→ Given exercise
Images embedded in the records are excluded; print everything else exactly as given.

→ Information given
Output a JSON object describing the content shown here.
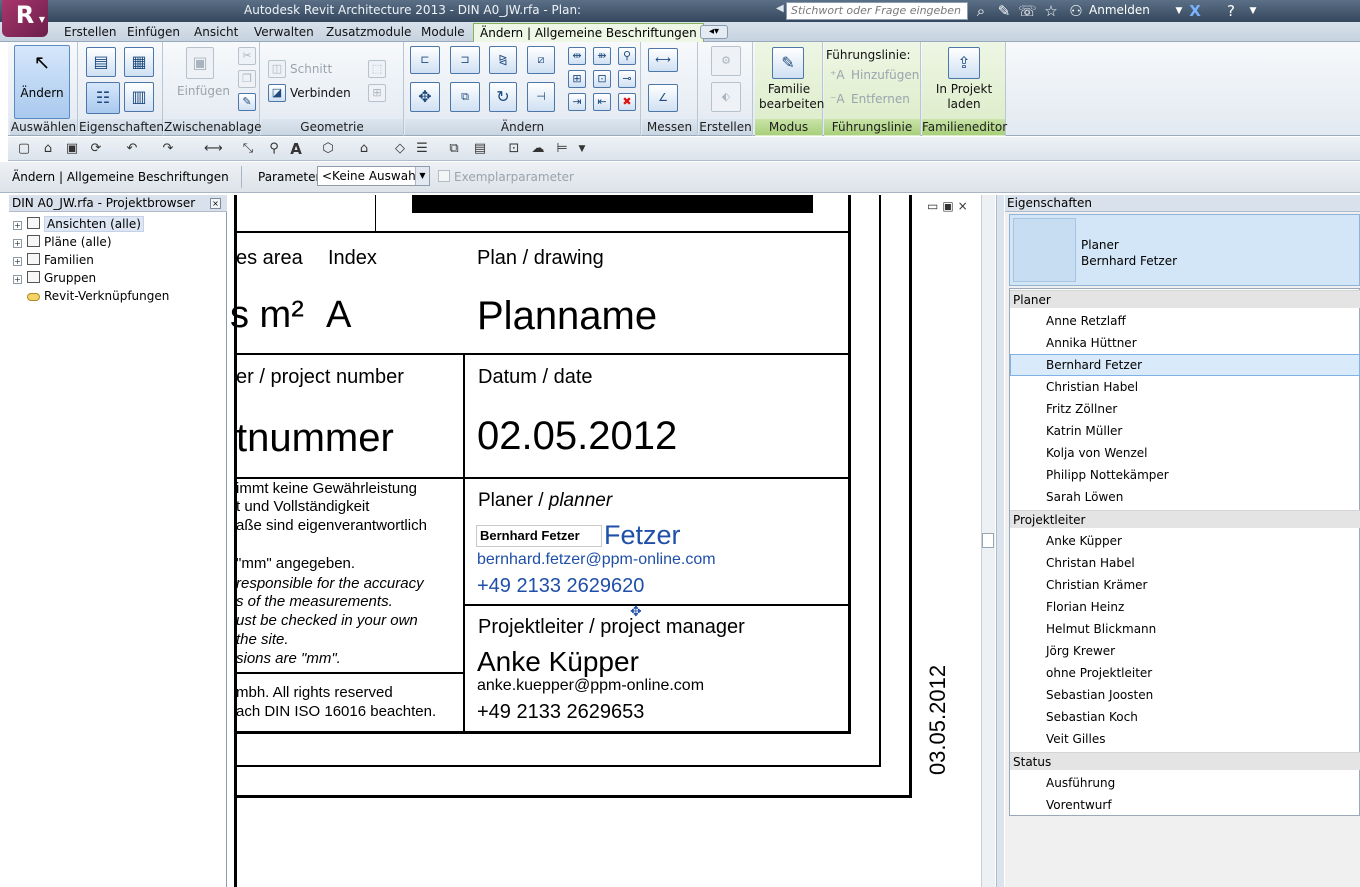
{
  "titlebar": {
    "title": "Autodesk Revit Architecture 2013 -     DIN A0_JW.rfa - Plan:",
    "search_placeholder": "Stichwort oder Frage eingeben",
    "login": "Anmelden"
  },
  "ribbon_tabs": [
    "Erstellen",
    "Einfügen",
    "Ansicht",
    "Verwalten",
    "Zusatzmodule",
    "Module"
  ],
  "active_tab": "Ändern | Allgemeine Beschriftungen",
  "panels": {
    "select": {
      "label": "Auswählen",
      "modify": "Ändern"
    },
    "properties": {
      "label": "Eigenschaften"
    },
    "clipboard": {
      "label": "Zwischenablage",
      "paste": "Einfügen"
    },
    "geometry": {
      "label": "Geometrie",
      "cut": "Schnitt",
      "join": "Verbinden"
    },
    "modify": {
      "label": "Ändern"
    },
    "measure": {
      "label": "Messen"
    },
    "create": {
      "label": "Erstellen"
    },
    "mode": {
      "label": "Modus",
      "edit_family": "Familie bearbeiten"
    },
    "leader": {
      "label": "Führungslinie",
      "title": "Führungslinie:",
      "add": "Hinzufügen",
      "remove": "Entfernen"
    },
    "family_editor": {
      "label": "Familieneditor",
      "load": "In Projekt laden"
    }
  },
  "options_bar": {
    "context": "Ändern | Allgemeine Beschriftungen",
    "parameter_label": "Parameter:",
    "parameter_value": "<Keine Auswahl>",
    "instance_param": "Exemplarparameter"
  },
  "browser": {
    "header": "DIN A0_JW.rfa - Projektbrowser",
    "items": [
      {
        "label": "Ansichten (alle)"
      },
      {
        "label": "Pläne (alle)"
      },
      {
        "label": "Familien"
      },
      {
        "label": "Gruppen"
      },
      {
        "label": "Revit-Verknüpfungen"
      }
    ]
  },
  "drawing": {
    "col_area": "es area",
    "col_index": "Index",
    "col_plan": "Plan / drawing",
    "area_value": "s m²",
    "index_value": "A",
    "plan_value": "Planname",
    "project_number_label": "er / project number",
    "project_number_value": "tnummer",
    "date_label": "Datum / date",
    "date_value": "02.05.2012",
    "disclaimer": [
      "immt keine Gewährleistung",
      "t  und Vollständigkeit",
      "aße sind eigenverantwortlich",
      "\"mm\" angegeben.",
      "responsible for the accuracy",
      "s of the measurements.",
      "ust be checked in your own",
      "the site.",
      "sions are \"mm\"."
    ],
    "copyright_1": "mbh. All rights reserved",
    "copyright_2": "ach DIN ISO 16016 beachten.",
    "planner_label": "Planer / ",
    "planner_label_italic": "planner",
    "planner_box": "Bernhard Fetzer",
    "planner_lastname": "Fetzer",
    "planner_email": "bernhard.fetzer@ppm-online.com",
    "planner_phone": "+49 2133 2629620",
    "pm_label": "Projektleiter / project manager",
    "pm_name": "Anke Küpper",
    "pm_email": "anke.kuepper@ppm-online.com",
    "pm_phone": "+49 2133 2629653",
    "side_date": "03.05.2012"
  },
  "properties": {
    "header": "Eigenschaften",
    "type_line1": "Planer",
    "type_line2": "Bernhard Fetzer",
    "groups": [
      {
        "name": "Planer",
        "items": [
          "Anne Retzlaff",
          "Annika Hüttner",
          "Bernhard Fetzer",
          "Christian Habel",
          "Fritz Zöllner",
          "Katrin Müller",
          "Kolja von Wenzel",
          "Philipp Nottekämper",
          "Sarah Löwen"
        ]
      },
      {
        "name": "Projektleiter",
        "items": [
          "Anke Küpper",
          "Christan Habel",
          "Christian Krämer",
          "Florian Heinz",
          "Helmut Blickmann",
          "Jörg Krewer",
          "ohne Projektleiter",
          "Sebastian Joosten",
          "Sebastian Koch",
          "Veit Gilles"
        ]
      },
      {
        "name": "Status",
        "items": [
          "Ausführung",
          "Vorentwurf"
        ]
      }
    ],
    "selected_item": "Bernhard Fetzer"
  },
  "colors": {
    "accent_blue": "#1f4fa8",
    "active_tab_green": "#86b357"
  }
}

→ Complete output
Output a JSON object describing the content shown here.
{
  "titlebar": {
    "title": "Autodesk Revit Architecture 2013 -     DIN A0_JW.rfa - Plan:",
    "search_placeholder": "Stichwort oder Frage eingeben",
    "login": "Anmelden"
  },
  "ribbon_tabs": [
    "Erstellen",
    "Einfügen",
    "Ansicht",
    "Verwalten",
    "Zusatzmodule",
    "Module"
  ],
  "active_tab": "Ändern | Allgemeine Beschriftungen",
  "panels": {
    "select": {
      "label": "Auswählen",
      "modify": "Ändern"
    },
    "properties": {
      "label": "Eigenschaften"
    },
    "clipboard": {
      "label": "Zwischenablage",
      "paste": "Einfügen"
    },
    "geometry": {
      "label": "Geometrie",
      "cut": "Schnitt",
      "join": "Verbinden"
    },
    "modify": {
      "label": "Ändern"
    },
    "measure": {
      "label": "Messen"
    },
    "create": {
      "label": "Erstellen"
    },
    "mode": {
      "label": "Modus",
      "edit_family": "Familie bearbeiten"
    },
    "leader": {
      "label": "Führungslinie",
      "title": "Führungslinie:",
      "add": "Hinzufügen",
      "remove": "Entfernen"
    },
    "family_editor": {
      "label": "Familieneditor",
      "load": "In Projekt laden"
    }
  },
  "options_bar": {
    "context": "Ändern | Allgemeine Beschriftungen",
    "parameter_label": "Parameter:",
    "parameter_value": "<Keine Auswahl>",
    "instance_param": "Exemplarparameter"
  },
  "browser": {
    "header": "DIN A0_JW.rfa - Projektbrowser",
    "items": [
      {
        "label": "Ansichten (alle)"
      },
      {
        "label": "Pläne (alle)"
      },
      {
        "label": "Familien"
      },
      {
        "label": "Gruppen"
      },
      {
        "label": "Revit-Verknüpfungen"
      }
    ]
  },
  "drawing": {
    "col_area": "es area",
    "col_index": "Index",
    "col_plan": "Plan / drawing",
    "area_value": "s m²",
    "index_value": "A",
    "plan_value": "Planname",
    "project_number_label": "er / project number",
    "project_number_value": "tnummer",
    "date_label": "Datum / date",
    "date_value": "02.05.2012",
    "disclaimer": [
      "immt keine Gewährleistung",
      "t  und Vollständigkeit",
      "aße sind eigenverantwortlich",
      "\"mm\" angegeben.",
      "responsible for the accuracy",
      "s of the measurements.",
      "ust be checked in your own",
      "the site.",
      "sions are \"mm\"."
    ],
    "copyright_1": "mbh. All rights reserved",
    "copyright_2": "ach DIN ISO 16016 beachten.",
    "planner_label": "Planer / ",
    "planner_label_italic": "planner",
    "planner_box": "Bernhard Fetzer",
    "planner_lastname": "Fetzer",
    "planner_email": "bernhard.fetzer@ppm-online.com",
    "planner_phone": "+49 2133 2629620",
    "pm_label": "Projektleiter / project manager",
    "pm_name": "Anke Küpper",
    "pm_email": "anke.kuepper@ppm-online.com",
    "pm_phone": "+49 2133 2629653",
    "side_date": "03.05.2012"
  },
  "properties": {
    "header": "Eigenschaften",
    "type_line1": "Planer",
    "type_line2": "Bernhard Fetzer",
    "groups": [
      {
        "name": "Planer",
        "items": [
          "Anne Retzlaff",
          "Annika Hüttner",
          "Bernhard Fetzer",
          "Christian Habel",
          "Fritz Zöllner",
          "Katrin Müller",
          "Kolja von Wenzel",
          "Philipp Nottekämper",
          "Sarah Löwen"
        ]
      },
      {
        "name": "Projektleiter",
        "items": [
          "Anke Küpper",
          "Christan Habel",
          "Christian Krämer",
          "Florian Heinz",
          "Helmut Blickmann",
          "Jörg Krewer",
          "ohne Projektleiter",
          "Sebastian Joosten",
          "Sebastian Koch",
          "Veit Gilles"
        ]
      },
      {
        "name": "Status",
        "items": [
          "Ausführung",
          "Vorentwurf"
        ]
      }
    ],
    "selected_item": "Bernhard Fetzer"
  },
  "colors": {
    "accent_blue": "#1f4fa8",
    "active_tab_green": "#86b357"
  }
}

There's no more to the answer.